Data entries
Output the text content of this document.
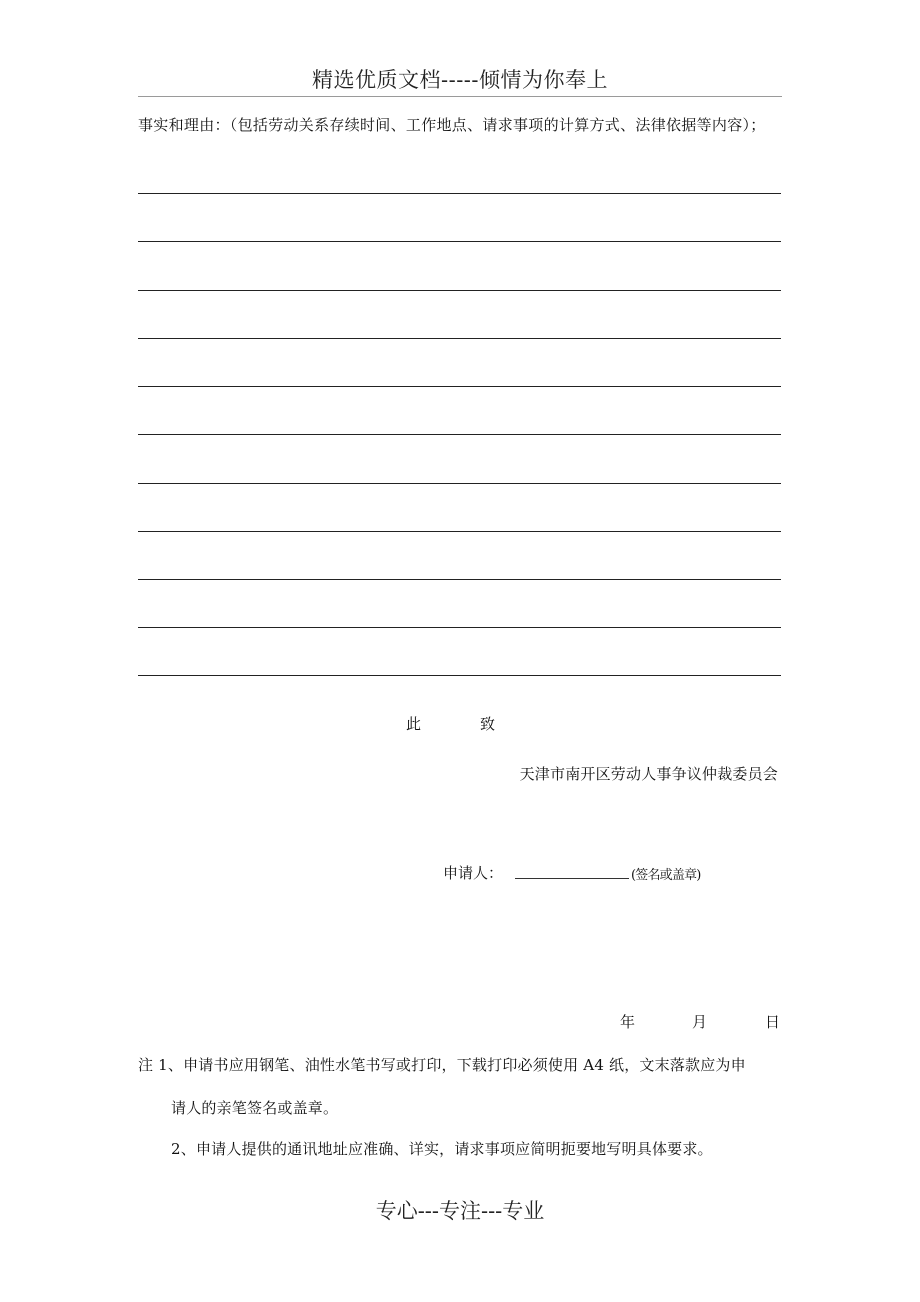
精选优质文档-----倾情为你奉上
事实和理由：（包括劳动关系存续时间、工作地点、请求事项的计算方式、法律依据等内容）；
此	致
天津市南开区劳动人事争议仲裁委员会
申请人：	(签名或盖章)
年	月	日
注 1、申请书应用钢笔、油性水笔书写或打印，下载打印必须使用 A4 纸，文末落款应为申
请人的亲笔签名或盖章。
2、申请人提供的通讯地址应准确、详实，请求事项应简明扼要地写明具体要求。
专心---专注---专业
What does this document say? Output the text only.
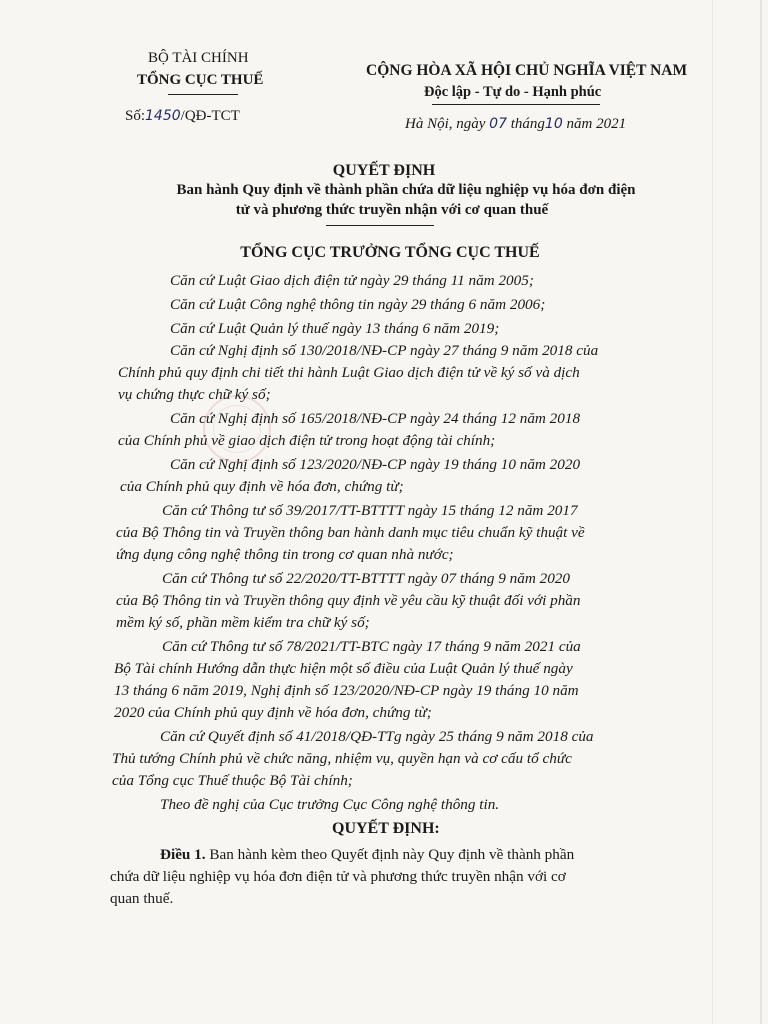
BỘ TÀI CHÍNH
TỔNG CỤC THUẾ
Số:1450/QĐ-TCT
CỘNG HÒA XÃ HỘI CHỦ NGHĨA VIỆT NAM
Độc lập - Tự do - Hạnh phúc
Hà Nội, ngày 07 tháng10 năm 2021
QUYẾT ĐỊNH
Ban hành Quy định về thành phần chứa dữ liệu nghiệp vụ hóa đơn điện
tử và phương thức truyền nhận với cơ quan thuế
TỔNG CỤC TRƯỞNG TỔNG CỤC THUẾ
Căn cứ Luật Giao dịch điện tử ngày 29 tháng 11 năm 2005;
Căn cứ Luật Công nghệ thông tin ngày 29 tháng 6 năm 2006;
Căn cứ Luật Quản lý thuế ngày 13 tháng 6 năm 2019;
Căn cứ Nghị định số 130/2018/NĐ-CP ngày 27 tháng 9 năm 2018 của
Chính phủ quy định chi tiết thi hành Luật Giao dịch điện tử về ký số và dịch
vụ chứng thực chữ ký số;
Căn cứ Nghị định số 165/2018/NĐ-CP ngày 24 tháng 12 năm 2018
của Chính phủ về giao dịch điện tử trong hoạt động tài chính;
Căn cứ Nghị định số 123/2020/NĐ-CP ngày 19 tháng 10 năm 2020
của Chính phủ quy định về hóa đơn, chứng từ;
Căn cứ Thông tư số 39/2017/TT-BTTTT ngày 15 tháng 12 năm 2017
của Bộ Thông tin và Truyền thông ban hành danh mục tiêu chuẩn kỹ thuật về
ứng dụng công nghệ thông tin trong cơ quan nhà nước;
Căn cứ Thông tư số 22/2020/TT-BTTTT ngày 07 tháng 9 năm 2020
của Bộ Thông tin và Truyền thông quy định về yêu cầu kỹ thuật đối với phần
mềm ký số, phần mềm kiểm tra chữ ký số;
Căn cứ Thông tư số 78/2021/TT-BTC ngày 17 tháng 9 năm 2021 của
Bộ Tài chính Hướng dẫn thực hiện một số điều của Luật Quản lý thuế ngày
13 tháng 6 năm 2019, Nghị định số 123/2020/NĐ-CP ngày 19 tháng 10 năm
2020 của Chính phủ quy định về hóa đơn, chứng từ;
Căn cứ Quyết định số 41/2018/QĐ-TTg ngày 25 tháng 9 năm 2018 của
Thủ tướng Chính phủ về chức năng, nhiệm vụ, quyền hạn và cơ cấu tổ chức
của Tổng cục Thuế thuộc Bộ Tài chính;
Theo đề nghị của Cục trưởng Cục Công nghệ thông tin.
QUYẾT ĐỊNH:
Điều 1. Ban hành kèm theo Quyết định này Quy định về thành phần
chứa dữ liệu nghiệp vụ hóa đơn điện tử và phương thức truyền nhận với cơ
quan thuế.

▶ WHAT TO DO:
Make an exact reproduction of the listing above, without any pictures.

▶ TASK RESULT:
Output the text content of this document.
精选优质文档-----倾情为你奉上
事实和理由：（包括劳动关系存续时间、工作地点、请求事项的计算方式、法律依据等内容）；
此	致
天津市南开区劳动人事争议仲裁委员会
申请人：	(签名或盖章)
年	月	日
注 1、申请书应用钢笔、油性水笔书写或打印，下载打印必须使用 A4 纸，文末落款应为申
请人的亲笔签名或盖章。
2、申请人提供的通讯地址应准确、详实，请求事项应简明扼要地写明具体要求。
专心---专注---专业
What does this document say? Output the text only.
BỘ TÀI CHÍNH
TỔNG CỤC THUẾ
Số:1450/QĐ-TCT
CỘNG HÒA XÃ HỘI CHỦ NGHĨA VIỆT NAM
Độc lập - Tự do - Hạnh phúc
Hà Nội, ngày 07 tháng10 năm 2021
QUYẾT ĐỊNH
Ban hành Quy định về thành phần chứa dữ liệu nghiệp vụ hóa đơn điện
tử và phương thức truyền nhận với cơ quan thuế
TỔNG CỤC TRƯỞNG TỔNG CỤC THUẾ
Căn cứ Luật Giao dịch điện tử ngày 29 tháng 11 năm 2005;
Căn cứ Luật Công nghệ thông tin ngày 29 tháng 6 năm 2006;
Căn cứ Luật Quản lý thuế ngày 13 tháng 6 năm 2019;
Căn cứ Nghị định số 130/2018/NĐ-CP ngày 27 tháng 9 năm 2018 của
Chính phủ quy định chi tiết thi hành Luật Giao dịch điện tử về ký số và dịch
vụ chứng thực chữ ký số;
Căn cứ Nghị định số 165/2018/NĐ-CP ngày 24 tháng 12 năm 2018
của Chính phủ về giao dịch điện tử trong hoạt động tài chính;
Căn cứ Nghị định số 123/2020/NĐ-CP ngày 19 tháng 10 năm 2020
của Chính phủ quy định về hóa đơn, chứng từ;
Căn cứ Thông tư số 39/2017/TT-BTTTT ngày 15 tháng 12 năm 2017
của Bộ Thông tin và Truyền thông ban hành danh mục tiêu chuẩn kỹ thuật về
ứng dụng công nghệ thông tin trong cơ quan nhà nước;
Căn cứ Thông tư số 22/2020/TT-BTTTT ngày 07 tháng 9 năm 2020
của Bộ Thông tin và Truyền thông quy định về yêu cầu kỹ thuật đối với phần
mềm ký số, phần mềm kiểm tra chữ ký số;
Căn cứ Thông tư số 78/2021/TT-BTC ngày 17 tháng 9 năm 2021 của
Bộ Tài chính Hướng dẫn thực hiện một số điều của Luật Quản lý thuế ngày
13 tháng 6 năm 2019, Nghị định số 123/2020/NĐ-CP ngày 19 tháng 10 năm
2020 của Chính phủ quy định về hóa đơn, chứng từ;
Căn cứ Quyết định số 41/2018/QĐ-TTg ngày 25 tháng 9 năm 2018 của
Thủ tướng Chính phủ về chức năng, nhiệm vụ, quyền hạn và cơ cấu tổ chức
của Tổng cục Thuế thuộc Bộ Tài chính;
Theo đề nghị của Cục trưởng Cục Công nghệ thông tin.
QUYẾT ĐỊNH:
Điều 1. Ban hành kèm theo Quyết định này Quy định về thành phần
chứa dữ liệu nghiệp vụ hóa đơn điện tử và phương thức truyền nhận với cơ
quan thuế.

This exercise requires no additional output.